# RECORDS PROVIDED start
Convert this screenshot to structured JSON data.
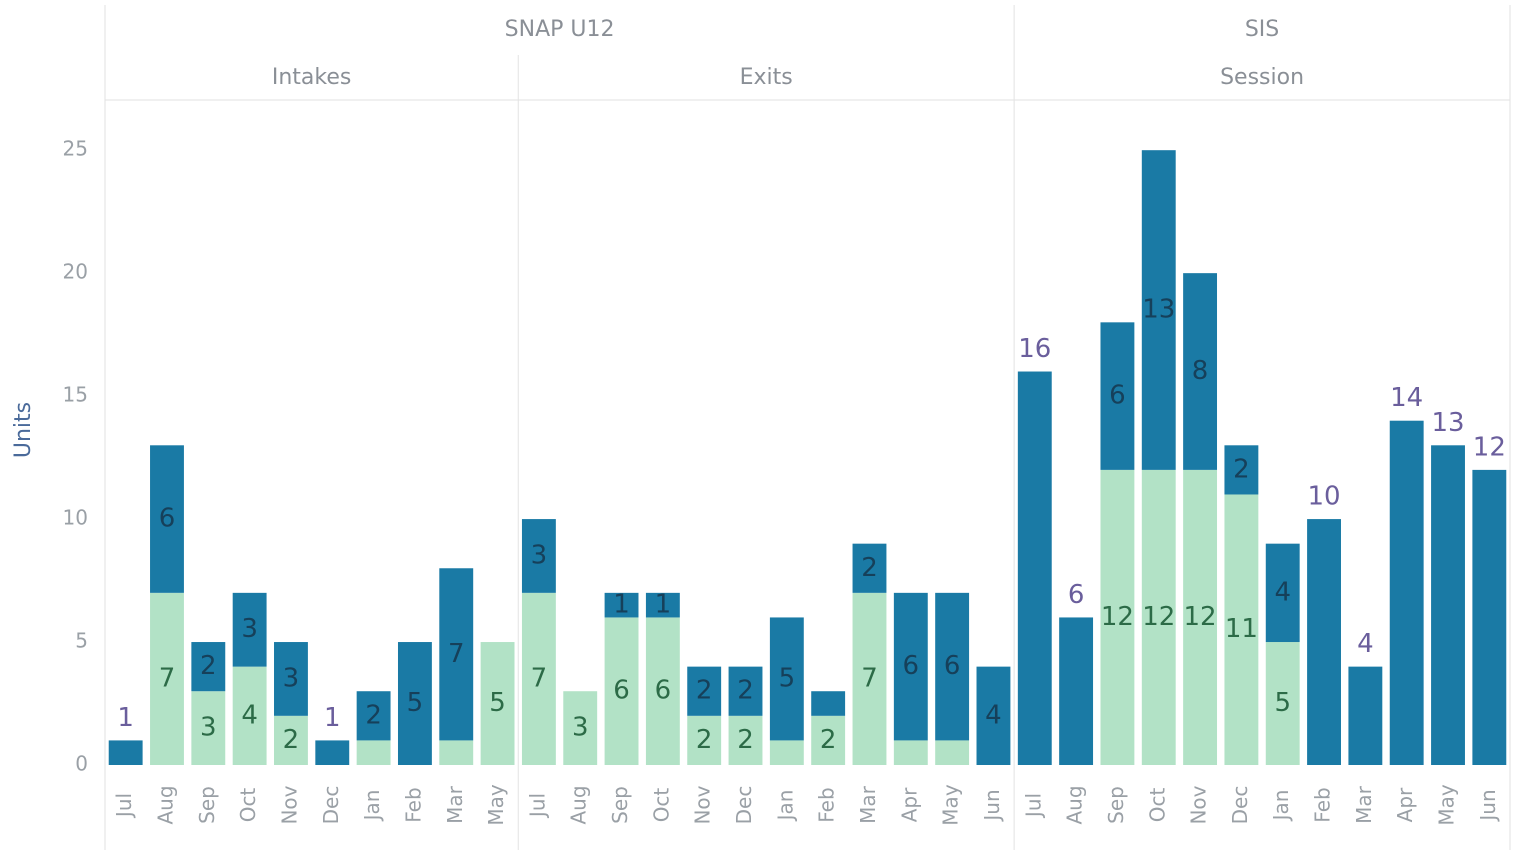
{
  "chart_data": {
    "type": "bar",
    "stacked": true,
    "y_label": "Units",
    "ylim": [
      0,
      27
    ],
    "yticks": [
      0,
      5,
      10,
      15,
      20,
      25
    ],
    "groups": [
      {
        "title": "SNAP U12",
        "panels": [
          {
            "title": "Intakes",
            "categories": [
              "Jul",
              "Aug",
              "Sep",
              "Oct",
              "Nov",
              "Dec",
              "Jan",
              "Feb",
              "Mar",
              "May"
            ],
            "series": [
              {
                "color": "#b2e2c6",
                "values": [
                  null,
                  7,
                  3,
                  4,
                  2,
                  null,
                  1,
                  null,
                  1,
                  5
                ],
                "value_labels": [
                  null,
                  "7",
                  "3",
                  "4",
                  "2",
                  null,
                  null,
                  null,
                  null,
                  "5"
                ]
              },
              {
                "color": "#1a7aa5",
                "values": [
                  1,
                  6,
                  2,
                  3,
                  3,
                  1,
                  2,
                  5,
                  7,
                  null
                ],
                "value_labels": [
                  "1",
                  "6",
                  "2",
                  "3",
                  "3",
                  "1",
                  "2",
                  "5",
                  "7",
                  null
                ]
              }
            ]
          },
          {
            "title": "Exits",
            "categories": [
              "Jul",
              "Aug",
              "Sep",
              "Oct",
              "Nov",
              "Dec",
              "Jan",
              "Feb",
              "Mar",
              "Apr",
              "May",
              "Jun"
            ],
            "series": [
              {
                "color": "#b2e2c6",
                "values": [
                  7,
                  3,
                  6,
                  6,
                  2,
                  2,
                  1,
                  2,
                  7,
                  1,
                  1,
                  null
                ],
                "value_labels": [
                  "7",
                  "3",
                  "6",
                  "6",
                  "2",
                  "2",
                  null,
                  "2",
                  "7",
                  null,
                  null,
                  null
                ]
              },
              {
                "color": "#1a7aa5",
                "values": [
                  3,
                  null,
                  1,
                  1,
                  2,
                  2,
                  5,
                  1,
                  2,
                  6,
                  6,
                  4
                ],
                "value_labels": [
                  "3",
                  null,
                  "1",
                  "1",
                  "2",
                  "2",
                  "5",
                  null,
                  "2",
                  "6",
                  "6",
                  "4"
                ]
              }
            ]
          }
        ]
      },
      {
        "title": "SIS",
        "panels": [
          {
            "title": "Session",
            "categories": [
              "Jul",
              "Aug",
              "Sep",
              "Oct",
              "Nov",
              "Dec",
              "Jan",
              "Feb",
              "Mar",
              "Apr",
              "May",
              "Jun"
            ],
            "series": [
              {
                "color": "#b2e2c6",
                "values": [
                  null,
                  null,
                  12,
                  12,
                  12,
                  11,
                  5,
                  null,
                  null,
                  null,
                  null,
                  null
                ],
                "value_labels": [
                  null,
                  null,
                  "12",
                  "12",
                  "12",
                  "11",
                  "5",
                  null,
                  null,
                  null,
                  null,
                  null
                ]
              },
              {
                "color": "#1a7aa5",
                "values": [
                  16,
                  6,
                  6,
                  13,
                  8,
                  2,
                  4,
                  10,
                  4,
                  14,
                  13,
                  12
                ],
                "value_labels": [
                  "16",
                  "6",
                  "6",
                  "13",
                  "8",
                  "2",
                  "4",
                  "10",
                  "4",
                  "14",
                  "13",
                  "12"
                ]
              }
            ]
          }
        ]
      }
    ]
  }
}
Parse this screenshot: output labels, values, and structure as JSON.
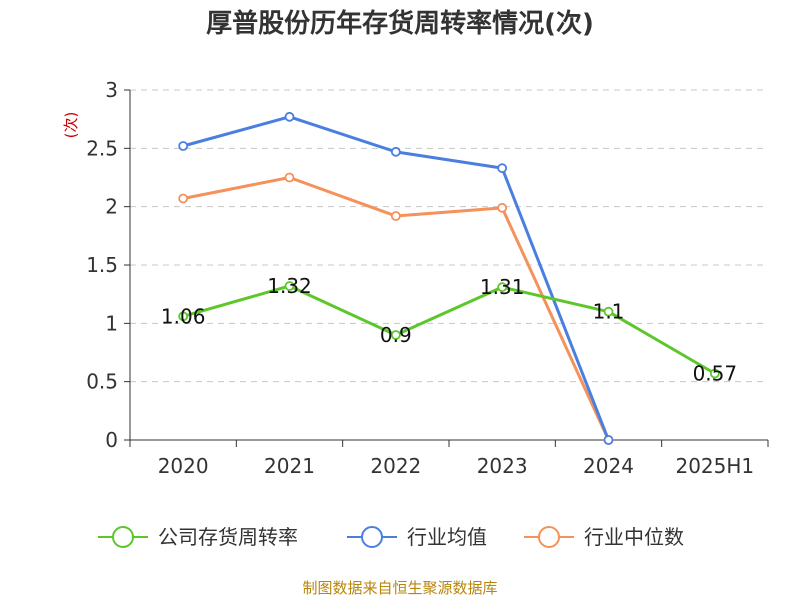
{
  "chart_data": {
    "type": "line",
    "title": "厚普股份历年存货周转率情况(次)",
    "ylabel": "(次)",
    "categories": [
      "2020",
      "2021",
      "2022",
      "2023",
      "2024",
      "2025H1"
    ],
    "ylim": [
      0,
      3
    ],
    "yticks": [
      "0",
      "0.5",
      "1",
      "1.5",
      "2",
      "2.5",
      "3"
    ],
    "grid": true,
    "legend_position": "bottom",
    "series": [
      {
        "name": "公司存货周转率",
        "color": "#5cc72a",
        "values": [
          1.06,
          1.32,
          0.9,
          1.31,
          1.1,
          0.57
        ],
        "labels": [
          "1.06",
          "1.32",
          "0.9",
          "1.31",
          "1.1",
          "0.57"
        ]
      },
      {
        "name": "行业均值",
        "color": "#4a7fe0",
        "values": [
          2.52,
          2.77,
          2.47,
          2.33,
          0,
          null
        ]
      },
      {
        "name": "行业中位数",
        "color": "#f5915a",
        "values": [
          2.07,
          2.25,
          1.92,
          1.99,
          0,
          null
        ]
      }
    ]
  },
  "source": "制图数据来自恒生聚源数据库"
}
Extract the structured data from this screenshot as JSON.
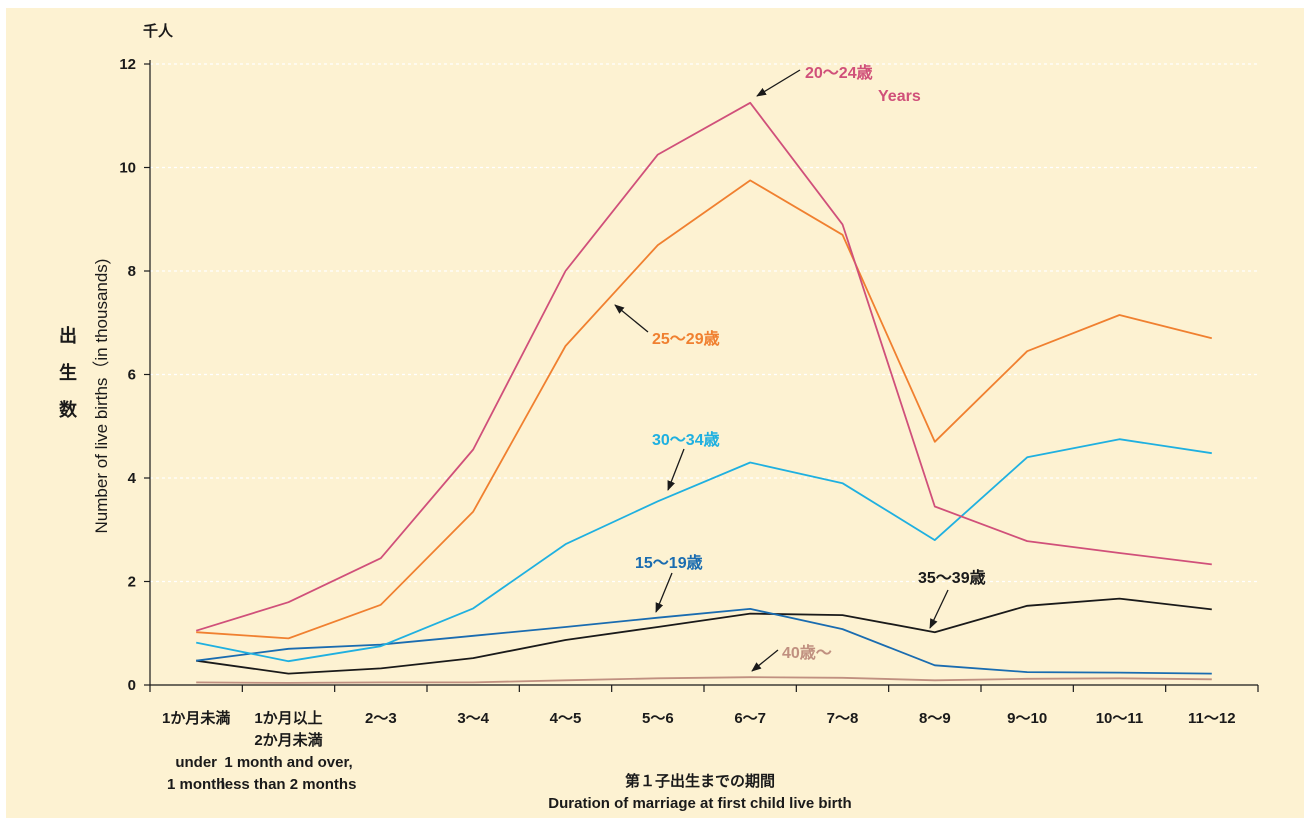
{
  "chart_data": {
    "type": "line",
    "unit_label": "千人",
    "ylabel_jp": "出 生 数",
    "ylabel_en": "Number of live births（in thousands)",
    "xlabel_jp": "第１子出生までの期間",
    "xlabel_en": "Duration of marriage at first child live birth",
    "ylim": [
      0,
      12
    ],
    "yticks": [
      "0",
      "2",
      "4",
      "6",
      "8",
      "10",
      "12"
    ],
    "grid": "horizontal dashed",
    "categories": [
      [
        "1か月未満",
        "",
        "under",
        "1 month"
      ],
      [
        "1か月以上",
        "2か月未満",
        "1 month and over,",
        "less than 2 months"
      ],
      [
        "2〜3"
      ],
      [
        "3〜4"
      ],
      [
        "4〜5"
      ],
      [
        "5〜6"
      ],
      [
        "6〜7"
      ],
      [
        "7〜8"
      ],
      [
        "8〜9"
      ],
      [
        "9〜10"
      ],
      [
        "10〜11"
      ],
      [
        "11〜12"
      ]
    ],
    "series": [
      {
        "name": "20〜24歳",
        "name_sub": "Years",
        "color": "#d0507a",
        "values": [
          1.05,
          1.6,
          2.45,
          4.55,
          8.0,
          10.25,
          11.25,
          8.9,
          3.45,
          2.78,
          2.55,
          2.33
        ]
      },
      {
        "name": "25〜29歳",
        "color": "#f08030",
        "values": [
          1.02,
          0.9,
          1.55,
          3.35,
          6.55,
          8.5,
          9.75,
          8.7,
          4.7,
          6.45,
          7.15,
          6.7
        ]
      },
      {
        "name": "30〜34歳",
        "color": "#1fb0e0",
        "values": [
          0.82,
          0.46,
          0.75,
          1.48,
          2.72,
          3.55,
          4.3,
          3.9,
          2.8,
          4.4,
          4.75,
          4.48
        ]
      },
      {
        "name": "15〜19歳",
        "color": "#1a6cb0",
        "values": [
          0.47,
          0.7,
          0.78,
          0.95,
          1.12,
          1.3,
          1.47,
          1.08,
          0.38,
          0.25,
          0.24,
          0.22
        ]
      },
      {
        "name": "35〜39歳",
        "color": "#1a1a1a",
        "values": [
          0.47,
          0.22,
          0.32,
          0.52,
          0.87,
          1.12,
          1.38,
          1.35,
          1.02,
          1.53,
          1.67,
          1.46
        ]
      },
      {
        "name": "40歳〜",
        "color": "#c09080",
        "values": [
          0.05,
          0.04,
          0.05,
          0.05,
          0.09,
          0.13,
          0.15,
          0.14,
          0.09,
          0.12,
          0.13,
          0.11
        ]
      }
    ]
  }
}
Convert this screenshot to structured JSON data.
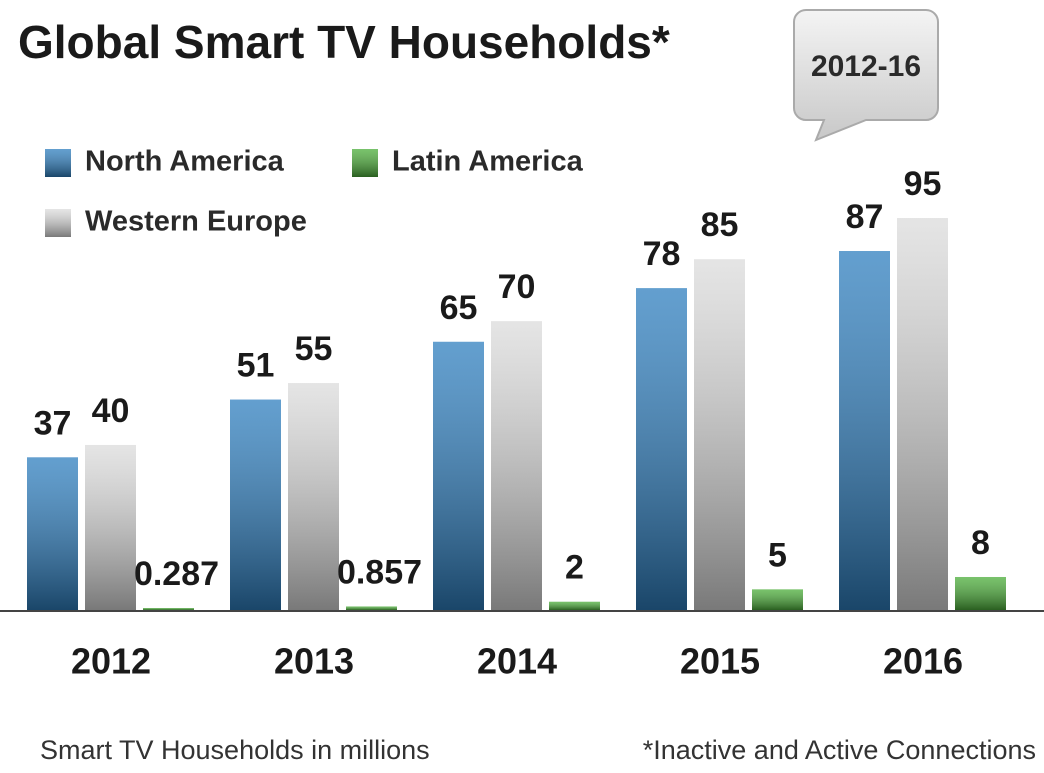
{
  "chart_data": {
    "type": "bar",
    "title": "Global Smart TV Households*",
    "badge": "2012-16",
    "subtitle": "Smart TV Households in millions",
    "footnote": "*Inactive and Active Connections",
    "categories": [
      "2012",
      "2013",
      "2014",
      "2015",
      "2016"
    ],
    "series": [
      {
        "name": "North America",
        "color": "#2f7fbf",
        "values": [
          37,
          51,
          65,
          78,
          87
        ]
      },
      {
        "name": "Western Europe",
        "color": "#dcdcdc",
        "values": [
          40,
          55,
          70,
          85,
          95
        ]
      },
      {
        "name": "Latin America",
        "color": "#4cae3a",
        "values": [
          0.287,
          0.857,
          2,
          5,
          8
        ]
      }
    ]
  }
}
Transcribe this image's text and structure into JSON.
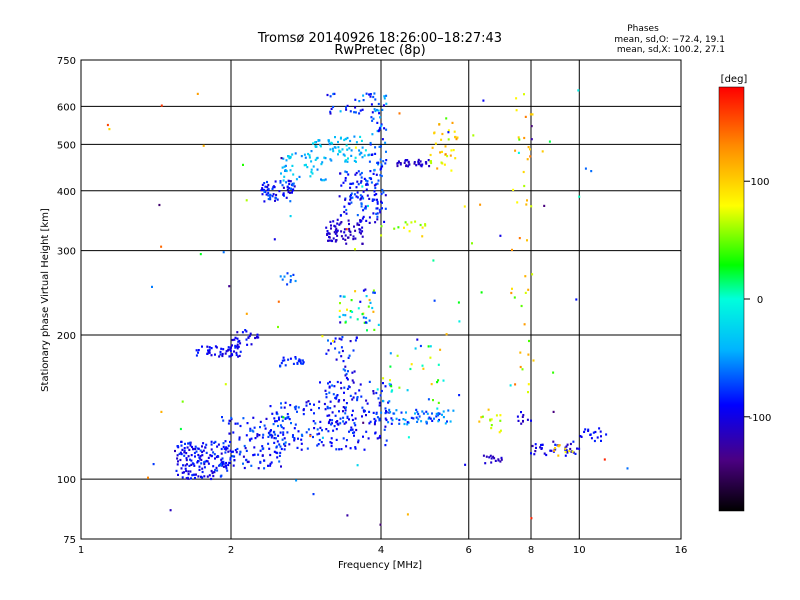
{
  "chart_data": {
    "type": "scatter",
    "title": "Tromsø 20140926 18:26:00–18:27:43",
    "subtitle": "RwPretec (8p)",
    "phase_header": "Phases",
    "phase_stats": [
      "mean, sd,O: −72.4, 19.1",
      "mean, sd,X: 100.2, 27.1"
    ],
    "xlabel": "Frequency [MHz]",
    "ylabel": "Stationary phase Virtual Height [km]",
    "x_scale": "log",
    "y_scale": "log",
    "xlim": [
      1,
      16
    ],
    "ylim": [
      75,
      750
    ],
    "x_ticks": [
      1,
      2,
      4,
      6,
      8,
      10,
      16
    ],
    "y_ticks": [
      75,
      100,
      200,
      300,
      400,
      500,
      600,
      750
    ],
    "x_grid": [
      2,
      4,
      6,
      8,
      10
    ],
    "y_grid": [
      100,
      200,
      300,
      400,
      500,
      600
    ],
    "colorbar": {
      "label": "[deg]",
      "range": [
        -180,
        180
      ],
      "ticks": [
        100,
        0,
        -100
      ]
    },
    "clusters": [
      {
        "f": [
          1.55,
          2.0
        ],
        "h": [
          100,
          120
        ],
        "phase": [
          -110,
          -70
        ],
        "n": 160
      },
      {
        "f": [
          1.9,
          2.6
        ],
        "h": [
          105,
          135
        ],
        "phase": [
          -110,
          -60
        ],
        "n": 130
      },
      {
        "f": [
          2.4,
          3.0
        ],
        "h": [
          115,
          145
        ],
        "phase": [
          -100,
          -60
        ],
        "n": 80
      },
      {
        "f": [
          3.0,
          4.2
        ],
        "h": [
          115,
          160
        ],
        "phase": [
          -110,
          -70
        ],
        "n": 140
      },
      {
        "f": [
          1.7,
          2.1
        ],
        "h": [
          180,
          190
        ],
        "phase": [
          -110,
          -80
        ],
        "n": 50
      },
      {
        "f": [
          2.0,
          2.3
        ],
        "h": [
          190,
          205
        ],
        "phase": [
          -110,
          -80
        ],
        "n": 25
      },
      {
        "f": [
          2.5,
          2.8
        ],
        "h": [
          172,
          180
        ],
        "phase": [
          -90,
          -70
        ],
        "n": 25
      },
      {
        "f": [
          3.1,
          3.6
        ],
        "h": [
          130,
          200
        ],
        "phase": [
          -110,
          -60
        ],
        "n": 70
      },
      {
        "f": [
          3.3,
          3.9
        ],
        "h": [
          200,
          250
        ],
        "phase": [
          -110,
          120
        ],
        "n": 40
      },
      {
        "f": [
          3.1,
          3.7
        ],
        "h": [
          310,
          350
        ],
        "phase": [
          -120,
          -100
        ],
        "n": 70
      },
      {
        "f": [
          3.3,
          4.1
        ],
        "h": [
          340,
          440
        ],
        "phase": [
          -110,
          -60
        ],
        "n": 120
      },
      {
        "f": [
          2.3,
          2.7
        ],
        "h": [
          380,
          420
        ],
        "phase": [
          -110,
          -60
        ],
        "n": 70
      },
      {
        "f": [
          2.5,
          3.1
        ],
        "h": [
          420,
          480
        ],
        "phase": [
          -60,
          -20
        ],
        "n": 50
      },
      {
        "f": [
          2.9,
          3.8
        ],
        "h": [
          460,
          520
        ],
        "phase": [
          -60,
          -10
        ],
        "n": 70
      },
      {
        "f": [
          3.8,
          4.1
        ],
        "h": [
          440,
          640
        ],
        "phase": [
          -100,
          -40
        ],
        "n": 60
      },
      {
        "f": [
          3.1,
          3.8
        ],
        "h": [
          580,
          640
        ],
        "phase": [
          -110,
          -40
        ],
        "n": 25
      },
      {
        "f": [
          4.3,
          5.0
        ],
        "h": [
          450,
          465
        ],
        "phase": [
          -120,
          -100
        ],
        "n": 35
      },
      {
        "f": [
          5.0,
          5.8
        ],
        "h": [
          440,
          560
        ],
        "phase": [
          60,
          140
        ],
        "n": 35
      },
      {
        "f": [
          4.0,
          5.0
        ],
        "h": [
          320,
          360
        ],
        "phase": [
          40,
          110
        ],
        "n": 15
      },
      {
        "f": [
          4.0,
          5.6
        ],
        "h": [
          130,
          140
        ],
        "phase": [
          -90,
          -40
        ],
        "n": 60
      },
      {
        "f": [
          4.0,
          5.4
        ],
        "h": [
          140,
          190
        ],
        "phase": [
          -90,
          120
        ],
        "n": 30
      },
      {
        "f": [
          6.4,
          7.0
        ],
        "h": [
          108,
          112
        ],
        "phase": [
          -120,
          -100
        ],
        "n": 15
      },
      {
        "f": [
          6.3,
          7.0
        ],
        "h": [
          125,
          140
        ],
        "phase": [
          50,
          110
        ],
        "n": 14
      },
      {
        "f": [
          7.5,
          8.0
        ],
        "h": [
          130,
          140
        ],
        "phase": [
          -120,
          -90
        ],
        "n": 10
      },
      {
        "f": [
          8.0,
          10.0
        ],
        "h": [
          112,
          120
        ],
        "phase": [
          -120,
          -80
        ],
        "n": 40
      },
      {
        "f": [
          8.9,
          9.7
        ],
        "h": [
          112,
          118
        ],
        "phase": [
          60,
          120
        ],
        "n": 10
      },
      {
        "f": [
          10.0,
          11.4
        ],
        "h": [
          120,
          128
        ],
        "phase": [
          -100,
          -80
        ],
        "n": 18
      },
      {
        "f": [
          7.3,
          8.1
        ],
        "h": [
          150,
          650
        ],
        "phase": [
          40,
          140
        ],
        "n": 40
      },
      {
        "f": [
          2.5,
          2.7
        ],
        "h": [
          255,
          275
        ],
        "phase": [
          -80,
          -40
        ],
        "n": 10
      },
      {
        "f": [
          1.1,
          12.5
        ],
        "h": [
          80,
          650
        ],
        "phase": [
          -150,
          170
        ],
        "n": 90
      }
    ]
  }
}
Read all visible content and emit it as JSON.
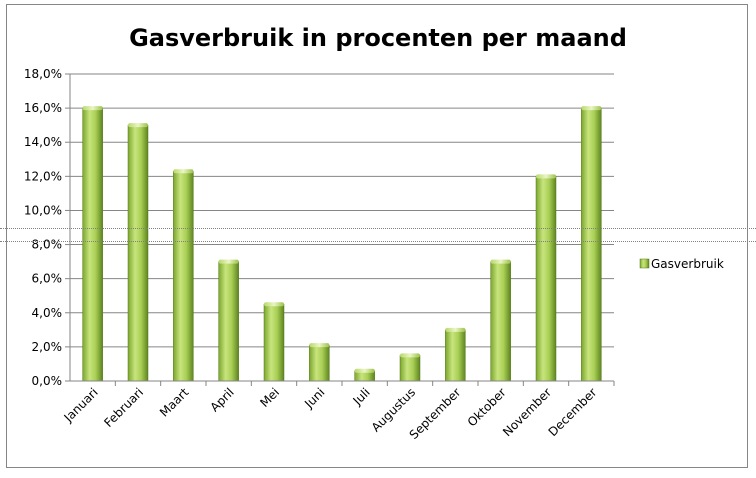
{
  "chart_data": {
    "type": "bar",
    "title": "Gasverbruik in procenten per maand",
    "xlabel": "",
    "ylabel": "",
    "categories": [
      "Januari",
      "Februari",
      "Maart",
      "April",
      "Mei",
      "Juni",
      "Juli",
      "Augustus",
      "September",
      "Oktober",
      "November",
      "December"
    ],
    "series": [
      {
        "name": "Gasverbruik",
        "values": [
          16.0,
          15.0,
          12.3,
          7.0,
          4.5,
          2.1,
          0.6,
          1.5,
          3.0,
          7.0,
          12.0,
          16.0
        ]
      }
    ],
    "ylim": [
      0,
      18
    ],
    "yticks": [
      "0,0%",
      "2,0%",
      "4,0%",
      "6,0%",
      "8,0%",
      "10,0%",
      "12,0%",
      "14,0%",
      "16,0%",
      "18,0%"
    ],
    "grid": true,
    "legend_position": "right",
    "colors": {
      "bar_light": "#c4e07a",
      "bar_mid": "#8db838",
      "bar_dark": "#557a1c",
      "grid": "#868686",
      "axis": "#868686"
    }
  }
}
# RECORDS PROVIDED end
• [DIRECTIONS FOR THIS TASK] From the data above, copy each line that has the string "JSON".

• [EXERCISE RESULT]
Convert this screenshot to structured JSON data.
Parse this screenshot: output labels, values, and structure as JSON.
Extract the structured data from this screenshot as JSON.
Convert this screenshot to structured JSON data.
Transcribe this image's text and structure into JSON.
Read all visible content and emit it as JSON.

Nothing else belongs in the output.